▶ **Page excerpt**:
# Aviacode - I know Aviacode are a well-established



## twizzle (May 1, 2014)

I know Aviacode are a well-established company, but I would love feedback on how good they are when it comes down to the bread and butter of working for them.
Are they timely with reimbursing, are they reliable in providing regular work, are they realistic in their expectations of you as a contract/full-time coder?
They have offered me a position dependent on passing their proficiency test.
What are their proficiency tests like? In other words, do they use up-to-date codes for their reports or are they like another company who haven't updated their tests/codes for several years?


----------



## OCD_coder (May 2, 2014)

What I have found in my personal experience is they overhire for a client, then you are fighting for work, then you are audited for a period of time to see if they select you for the long-term contract per se.

I received no training/instructions on the client and how they wanted me to code the "Aviacode" way as we all have different experiences and training.  So when the auditor looks at your work, they may dink you on something that is very subjective and this will be deducted from your "piece-work" fee.

▶ **Data supplied**:

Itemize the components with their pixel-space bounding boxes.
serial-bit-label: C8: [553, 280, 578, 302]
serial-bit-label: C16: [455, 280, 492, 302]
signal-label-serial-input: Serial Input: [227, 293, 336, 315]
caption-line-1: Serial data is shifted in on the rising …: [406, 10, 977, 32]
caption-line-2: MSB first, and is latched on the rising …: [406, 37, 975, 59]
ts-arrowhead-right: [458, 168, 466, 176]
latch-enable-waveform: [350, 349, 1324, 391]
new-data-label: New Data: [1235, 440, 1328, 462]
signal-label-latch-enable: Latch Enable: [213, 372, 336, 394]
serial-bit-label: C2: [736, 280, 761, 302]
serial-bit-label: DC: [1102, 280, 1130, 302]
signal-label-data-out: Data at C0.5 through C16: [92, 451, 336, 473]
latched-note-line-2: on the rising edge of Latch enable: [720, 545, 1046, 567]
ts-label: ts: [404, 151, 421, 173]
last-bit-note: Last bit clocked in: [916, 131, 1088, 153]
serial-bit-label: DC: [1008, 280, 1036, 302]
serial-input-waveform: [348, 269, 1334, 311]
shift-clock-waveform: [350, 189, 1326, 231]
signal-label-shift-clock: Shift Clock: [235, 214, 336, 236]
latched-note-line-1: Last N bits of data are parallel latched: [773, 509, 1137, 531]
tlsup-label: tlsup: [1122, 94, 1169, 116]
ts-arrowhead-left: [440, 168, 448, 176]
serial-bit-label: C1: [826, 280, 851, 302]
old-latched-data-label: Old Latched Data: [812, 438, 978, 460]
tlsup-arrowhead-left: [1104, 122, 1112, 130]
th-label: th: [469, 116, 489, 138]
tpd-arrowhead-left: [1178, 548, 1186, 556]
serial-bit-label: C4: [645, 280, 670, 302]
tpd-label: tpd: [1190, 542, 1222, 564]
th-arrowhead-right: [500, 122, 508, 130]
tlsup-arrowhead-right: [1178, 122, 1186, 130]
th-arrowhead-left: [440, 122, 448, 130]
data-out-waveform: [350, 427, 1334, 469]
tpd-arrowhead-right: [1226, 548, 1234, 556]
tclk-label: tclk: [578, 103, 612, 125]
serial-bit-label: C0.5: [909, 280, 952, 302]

▶ **Jobs**:
1: In the Aviacode thread, what must twizzle pass for the offered position to go ahead?
2: Please condense the paragraph of the Aviacode thread that begins "I received no training/instructions" into two or three short sentences that keep its main facts.
3: Continue the Aviacode thread from the point where it stops.
The listing has no role in this work.

▶ **Task-by-task answers**:
1: Aviacode's proficiency test.

2: OCD_coder got no training or instructions on the client or on coding the "Aviacode" way, though coders come with different experience and training. An auditor may mark down work over something quite subjective, and that is deducted from the piece-work fee.

3:
I have found other remote companies that have a better system than Aviacode.  It works for some, I didn't rely on the work as my only income though.  I really liked their coding/data entry program, very easy to do charge entry and user friendly.

They paid per their contract, which would be considered on time.


----------



## twizzle (May 3, 2014)

*Aviacode*

Just the feedback I was looking for...thanks.

I'm only looking at part-time work with them to supplement my poorly paid full-time position so I'm hoping I can put up with their "issues" such as they are.

As long as they pay and have realistic expectations, I can live with that. All this assuming I pass their proficiency tests obviously.


----------



## LCRUZ515 (May 5, 2014)

I just took the proficiency test. It was rather long. 20 notes. Does anyone know what accuracy percentage they look for?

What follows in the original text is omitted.